(Extracted records)

***

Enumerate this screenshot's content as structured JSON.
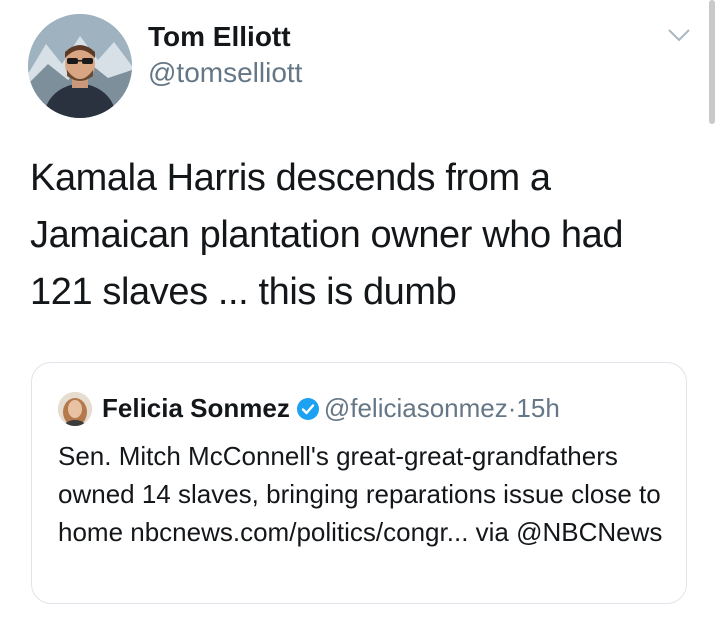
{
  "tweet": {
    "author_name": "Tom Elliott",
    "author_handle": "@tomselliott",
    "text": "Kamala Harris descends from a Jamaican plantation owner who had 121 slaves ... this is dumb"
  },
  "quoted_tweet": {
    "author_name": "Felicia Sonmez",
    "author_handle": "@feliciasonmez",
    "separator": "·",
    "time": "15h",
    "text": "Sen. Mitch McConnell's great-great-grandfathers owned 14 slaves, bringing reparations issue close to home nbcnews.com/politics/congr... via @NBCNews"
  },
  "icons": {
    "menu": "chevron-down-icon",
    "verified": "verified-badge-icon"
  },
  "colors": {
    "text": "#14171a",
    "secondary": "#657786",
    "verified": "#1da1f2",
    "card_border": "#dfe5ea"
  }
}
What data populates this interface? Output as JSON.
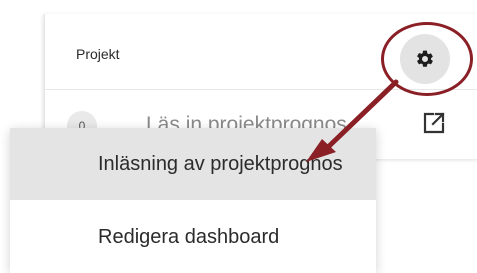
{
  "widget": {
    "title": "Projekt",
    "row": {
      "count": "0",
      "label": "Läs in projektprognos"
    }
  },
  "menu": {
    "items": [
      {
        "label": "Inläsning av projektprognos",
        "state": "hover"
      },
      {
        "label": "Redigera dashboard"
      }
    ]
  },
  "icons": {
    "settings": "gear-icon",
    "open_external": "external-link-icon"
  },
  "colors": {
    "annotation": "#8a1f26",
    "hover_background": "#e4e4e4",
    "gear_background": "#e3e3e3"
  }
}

***

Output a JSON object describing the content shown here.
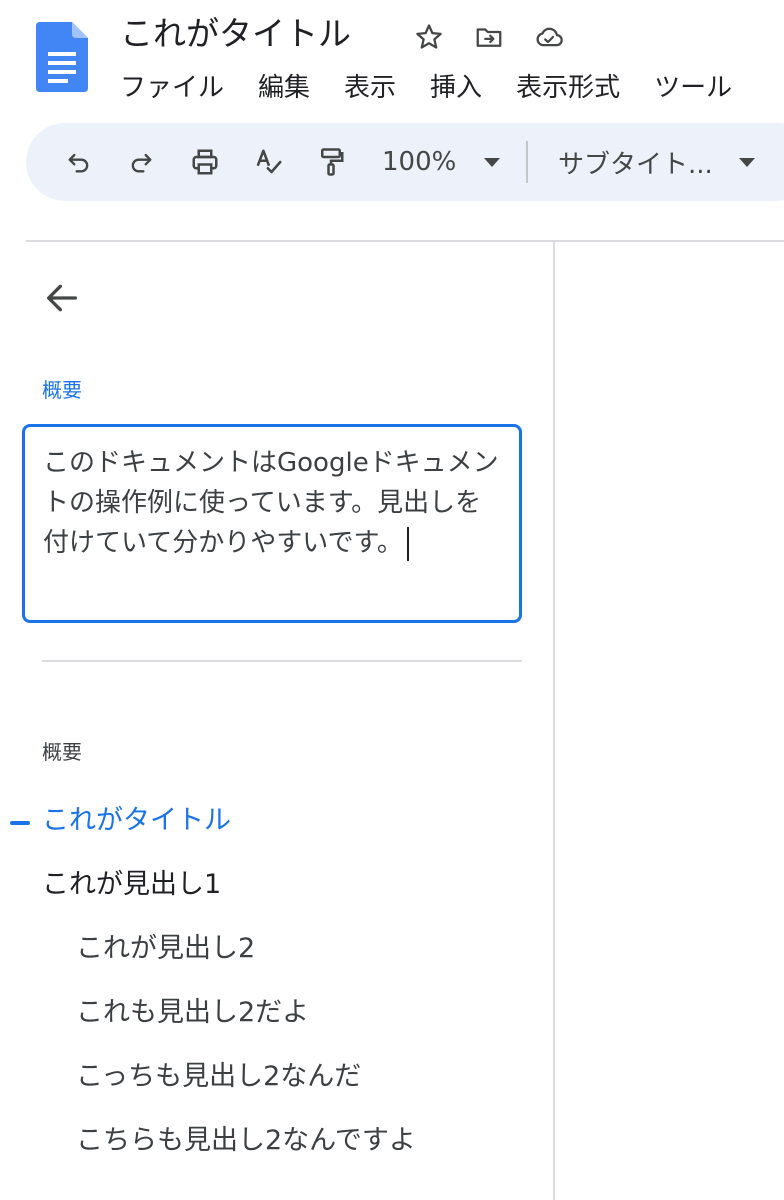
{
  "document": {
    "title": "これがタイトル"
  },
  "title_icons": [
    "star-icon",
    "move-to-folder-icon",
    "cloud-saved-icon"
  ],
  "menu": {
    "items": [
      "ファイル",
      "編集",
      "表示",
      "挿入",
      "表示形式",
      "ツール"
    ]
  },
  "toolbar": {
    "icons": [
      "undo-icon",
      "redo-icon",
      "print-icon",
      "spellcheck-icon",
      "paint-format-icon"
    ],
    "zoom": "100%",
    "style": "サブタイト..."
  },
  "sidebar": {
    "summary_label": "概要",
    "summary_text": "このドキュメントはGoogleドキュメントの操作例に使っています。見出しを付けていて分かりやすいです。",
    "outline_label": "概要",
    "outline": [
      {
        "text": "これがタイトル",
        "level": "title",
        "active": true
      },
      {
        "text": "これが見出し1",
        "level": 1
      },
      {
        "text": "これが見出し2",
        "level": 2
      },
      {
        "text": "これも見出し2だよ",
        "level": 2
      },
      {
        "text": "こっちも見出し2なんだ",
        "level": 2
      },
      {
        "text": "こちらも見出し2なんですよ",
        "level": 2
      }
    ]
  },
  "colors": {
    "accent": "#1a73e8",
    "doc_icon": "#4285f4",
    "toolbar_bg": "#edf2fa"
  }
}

***

__TO BE DONE__: What is the number of lines in the listing that include the word "verified"? Give that number and nothing else.

__SOLUTION__: 2